PROVIDED DATA —
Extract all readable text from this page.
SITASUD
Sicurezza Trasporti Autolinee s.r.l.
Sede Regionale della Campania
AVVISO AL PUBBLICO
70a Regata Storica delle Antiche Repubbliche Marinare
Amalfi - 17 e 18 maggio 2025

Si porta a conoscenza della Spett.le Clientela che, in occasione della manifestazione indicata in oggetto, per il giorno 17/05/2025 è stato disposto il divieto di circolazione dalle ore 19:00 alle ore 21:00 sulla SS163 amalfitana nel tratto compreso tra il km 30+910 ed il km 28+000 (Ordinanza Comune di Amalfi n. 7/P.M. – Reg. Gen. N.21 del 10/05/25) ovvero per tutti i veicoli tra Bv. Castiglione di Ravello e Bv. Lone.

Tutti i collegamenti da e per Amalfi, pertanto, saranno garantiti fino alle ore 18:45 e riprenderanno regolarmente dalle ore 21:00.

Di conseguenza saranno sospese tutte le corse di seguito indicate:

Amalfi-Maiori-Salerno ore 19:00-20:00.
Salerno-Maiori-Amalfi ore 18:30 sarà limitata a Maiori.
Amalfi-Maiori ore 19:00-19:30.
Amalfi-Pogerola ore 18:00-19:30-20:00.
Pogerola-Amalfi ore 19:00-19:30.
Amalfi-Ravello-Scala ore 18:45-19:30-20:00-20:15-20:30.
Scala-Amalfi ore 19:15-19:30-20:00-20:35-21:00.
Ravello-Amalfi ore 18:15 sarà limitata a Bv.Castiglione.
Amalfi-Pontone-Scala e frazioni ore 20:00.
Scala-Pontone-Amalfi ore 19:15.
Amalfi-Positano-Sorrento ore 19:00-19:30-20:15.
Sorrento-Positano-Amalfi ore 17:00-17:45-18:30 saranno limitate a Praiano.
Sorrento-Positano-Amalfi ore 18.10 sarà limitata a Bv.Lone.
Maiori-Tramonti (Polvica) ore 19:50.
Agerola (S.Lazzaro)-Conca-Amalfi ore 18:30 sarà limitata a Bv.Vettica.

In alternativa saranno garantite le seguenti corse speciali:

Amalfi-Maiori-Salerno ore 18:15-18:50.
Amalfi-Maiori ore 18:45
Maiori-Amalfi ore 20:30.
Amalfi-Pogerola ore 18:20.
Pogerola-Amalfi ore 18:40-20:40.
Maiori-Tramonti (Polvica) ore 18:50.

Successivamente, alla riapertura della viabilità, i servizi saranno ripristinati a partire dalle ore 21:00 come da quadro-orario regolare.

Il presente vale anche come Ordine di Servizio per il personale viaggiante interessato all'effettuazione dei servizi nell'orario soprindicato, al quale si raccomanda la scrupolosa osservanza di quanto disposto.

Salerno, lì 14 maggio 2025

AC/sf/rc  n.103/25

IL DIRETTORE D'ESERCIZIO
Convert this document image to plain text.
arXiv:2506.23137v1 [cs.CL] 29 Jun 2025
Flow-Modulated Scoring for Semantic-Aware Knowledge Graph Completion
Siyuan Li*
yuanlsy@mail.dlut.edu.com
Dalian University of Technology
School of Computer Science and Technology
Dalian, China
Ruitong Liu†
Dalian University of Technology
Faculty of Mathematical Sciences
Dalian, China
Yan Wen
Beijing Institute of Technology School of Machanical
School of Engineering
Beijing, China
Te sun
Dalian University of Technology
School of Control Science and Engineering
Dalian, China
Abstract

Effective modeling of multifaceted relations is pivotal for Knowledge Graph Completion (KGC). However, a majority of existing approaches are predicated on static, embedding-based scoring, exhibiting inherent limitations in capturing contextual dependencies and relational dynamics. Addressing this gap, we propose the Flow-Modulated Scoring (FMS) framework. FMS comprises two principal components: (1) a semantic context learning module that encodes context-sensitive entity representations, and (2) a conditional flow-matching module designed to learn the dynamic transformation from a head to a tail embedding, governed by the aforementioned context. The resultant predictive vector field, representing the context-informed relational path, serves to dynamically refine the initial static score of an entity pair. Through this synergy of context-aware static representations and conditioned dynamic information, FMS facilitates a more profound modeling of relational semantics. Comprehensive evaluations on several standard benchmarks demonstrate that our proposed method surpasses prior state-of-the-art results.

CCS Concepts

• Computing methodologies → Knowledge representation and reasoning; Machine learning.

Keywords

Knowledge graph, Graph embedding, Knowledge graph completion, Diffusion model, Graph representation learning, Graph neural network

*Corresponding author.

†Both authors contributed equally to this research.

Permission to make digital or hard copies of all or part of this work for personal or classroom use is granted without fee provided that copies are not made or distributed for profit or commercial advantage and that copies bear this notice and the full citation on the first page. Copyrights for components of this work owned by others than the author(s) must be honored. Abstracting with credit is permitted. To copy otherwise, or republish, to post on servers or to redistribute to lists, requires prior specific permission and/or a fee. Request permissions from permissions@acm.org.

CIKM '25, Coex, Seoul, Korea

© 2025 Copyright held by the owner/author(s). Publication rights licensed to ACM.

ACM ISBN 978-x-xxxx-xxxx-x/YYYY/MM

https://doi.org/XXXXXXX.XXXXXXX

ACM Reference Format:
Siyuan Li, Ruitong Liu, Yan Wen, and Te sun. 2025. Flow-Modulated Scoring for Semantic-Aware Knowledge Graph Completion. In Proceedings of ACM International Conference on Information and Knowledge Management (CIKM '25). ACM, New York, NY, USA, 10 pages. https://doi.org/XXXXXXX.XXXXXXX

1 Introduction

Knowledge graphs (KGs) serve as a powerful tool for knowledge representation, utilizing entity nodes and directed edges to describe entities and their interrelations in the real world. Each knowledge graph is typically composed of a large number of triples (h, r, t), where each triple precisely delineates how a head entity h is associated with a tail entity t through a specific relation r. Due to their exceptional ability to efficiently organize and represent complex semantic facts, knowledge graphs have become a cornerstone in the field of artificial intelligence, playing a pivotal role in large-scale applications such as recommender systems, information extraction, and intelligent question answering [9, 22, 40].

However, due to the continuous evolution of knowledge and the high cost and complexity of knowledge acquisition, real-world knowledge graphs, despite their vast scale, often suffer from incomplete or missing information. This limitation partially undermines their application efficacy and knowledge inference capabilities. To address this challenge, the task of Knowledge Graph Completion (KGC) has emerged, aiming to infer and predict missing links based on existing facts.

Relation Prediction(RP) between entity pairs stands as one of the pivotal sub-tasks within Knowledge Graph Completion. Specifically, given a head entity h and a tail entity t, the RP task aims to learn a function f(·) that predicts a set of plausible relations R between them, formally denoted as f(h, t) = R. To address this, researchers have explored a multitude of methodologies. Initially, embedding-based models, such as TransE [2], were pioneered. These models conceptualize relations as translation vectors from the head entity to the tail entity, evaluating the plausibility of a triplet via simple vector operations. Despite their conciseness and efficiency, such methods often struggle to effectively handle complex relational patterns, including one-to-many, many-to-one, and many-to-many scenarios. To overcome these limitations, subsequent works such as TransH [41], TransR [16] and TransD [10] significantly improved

GIVEN TASK — Note every line above where the string "corse" shows up, and copy those lines.

SOLUTION FOR THIS PROBLEM —
Di conseguenza saranno sospese tutte le corse di seguito indicate:
In alternativa saranno garantite le seguenti corse speciali:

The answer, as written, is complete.